"""

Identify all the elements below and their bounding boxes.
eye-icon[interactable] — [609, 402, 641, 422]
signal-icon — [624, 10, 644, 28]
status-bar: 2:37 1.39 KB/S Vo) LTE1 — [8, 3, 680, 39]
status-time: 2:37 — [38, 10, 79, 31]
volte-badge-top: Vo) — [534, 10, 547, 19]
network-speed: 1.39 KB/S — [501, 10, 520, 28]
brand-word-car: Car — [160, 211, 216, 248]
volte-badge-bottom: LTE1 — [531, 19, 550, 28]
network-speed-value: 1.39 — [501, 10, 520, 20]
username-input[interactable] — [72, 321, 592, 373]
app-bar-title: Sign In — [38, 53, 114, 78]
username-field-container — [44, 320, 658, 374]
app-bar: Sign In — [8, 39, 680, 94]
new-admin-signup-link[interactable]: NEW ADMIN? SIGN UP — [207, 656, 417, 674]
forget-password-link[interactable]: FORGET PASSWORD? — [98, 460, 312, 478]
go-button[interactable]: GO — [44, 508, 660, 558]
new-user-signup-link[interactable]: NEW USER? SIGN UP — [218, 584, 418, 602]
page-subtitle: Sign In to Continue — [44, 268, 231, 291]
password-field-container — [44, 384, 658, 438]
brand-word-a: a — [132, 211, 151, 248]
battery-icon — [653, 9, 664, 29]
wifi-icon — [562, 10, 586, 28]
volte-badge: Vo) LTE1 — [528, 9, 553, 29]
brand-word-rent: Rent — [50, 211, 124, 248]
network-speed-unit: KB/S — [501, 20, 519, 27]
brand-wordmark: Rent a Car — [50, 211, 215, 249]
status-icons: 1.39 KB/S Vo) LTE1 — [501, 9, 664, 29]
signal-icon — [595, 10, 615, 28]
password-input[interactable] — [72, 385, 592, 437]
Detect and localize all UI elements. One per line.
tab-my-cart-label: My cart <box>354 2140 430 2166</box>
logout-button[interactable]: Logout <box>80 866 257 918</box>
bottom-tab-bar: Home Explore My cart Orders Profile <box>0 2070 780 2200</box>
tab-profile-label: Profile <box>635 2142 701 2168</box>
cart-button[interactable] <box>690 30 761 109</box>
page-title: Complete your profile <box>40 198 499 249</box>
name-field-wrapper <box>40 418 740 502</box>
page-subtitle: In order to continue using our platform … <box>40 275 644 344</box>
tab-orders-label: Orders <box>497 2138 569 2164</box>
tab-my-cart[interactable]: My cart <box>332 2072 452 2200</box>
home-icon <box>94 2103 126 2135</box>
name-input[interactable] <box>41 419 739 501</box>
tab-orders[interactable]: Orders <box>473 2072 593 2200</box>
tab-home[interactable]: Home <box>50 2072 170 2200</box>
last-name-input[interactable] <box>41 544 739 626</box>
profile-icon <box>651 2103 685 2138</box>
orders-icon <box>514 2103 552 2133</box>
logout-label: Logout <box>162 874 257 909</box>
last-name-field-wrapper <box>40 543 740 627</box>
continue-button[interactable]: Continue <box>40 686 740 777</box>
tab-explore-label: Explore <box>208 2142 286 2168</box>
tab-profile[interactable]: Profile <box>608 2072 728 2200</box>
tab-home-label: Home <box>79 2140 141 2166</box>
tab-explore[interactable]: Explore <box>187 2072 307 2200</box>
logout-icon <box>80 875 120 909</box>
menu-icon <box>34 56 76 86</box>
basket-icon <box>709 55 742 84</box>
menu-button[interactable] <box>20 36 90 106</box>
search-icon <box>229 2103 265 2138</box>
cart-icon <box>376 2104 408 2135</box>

"""
"""

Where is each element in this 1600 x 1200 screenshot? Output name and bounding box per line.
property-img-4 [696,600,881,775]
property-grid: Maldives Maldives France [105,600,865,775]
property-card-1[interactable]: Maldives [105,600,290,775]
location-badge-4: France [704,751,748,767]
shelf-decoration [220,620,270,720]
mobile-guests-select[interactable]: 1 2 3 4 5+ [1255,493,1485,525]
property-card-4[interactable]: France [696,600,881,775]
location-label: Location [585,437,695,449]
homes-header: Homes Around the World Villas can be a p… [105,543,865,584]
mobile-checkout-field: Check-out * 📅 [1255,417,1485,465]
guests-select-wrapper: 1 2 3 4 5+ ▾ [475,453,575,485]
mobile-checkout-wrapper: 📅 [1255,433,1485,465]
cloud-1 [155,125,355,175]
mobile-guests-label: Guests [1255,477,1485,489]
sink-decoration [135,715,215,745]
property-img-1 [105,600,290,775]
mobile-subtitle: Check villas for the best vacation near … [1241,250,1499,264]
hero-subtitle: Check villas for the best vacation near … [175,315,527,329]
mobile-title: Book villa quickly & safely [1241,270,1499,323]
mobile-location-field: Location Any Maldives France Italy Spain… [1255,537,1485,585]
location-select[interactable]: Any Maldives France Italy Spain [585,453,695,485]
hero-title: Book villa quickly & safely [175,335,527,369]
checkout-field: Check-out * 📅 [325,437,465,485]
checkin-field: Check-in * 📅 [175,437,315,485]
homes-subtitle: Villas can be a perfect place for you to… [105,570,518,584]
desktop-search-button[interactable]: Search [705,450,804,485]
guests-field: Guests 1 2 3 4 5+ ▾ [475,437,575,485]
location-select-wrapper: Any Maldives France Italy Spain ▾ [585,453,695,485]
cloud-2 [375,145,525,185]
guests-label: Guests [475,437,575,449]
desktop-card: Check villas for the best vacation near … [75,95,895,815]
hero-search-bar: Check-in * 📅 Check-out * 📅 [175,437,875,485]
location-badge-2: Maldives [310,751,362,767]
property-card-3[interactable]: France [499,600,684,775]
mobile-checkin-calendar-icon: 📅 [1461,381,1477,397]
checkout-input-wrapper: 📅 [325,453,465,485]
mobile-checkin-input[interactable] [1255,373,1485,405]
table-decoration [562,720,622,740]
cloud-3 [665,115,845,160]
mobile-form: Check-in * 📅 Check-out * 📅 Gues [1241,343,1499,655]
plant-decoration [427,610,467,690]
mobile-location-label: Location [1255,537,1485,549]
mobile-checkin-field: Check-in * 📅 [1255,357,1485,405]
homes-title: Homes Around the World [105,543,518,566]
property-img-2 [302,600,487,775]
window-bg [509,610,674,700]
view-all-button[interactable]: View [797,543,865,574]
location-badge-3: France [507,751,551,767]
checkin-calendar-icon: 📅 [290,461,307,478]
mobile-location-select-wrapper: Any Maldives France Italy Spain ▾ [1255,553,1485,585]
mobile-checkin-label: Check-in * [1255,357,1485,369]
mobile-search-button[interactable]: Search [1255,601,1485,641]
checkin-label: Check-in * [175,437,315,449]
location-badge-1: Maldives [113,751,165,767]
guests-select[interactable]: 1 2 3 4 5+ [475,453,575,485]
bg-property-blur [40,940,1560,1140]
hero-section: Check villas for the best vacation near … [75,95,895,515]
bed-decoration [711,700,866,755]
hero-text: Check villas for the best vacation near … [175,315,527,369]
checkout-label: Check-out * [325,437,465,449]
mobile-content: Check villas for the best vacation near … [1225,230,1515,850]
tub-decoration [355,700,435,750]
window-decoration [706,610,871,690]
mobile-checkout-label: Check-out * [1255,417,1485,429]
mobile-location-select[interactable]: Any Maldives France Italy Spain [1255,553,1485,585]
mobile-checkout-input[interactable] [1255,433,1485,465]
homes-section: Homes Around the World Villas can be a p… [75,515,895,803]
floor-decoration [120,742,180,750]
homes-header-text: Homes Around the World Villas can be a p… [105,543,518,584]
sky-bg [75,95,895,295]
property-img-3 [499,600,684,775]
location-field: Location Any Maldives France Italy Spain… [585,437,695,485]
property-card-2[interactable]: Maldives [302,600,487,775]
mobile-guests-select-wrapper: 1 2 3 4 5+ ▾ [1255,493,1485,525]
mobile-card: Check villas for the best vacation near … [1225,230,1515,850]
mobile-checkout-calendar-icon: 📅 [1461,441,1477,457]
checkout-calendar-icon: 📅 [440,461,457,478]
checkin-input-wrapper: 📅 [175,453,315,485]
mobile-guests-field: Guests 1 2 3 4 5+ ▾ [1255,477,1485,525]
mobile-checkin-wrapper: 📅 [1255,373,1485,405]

"""

**GIVEN PROBLEM:**
Reproduce, without any change, the records from the line containing "Identify all the" through the line containing "network-speed: 1.39 KB/S — [501, 10, 520, 28]", including both of those lines.

**TASK OUTPUT:**
Identify all the elements below and their bounding boxes.
eye-icon[interactable] — [609, 402, 641, 422]
signal-icon — [624, 10, 644, 28]
status-bar: 2:37 1.39 KB/S Vo) LTE1 — [8, 3, 680, 39]
status-time: 2:37 — [38, 10, 79, 31]
volte-badge-top: Vo) — [534, 10, 547, 19]
network-speed: 1.39 KB/S — [501, 10, 520, 28]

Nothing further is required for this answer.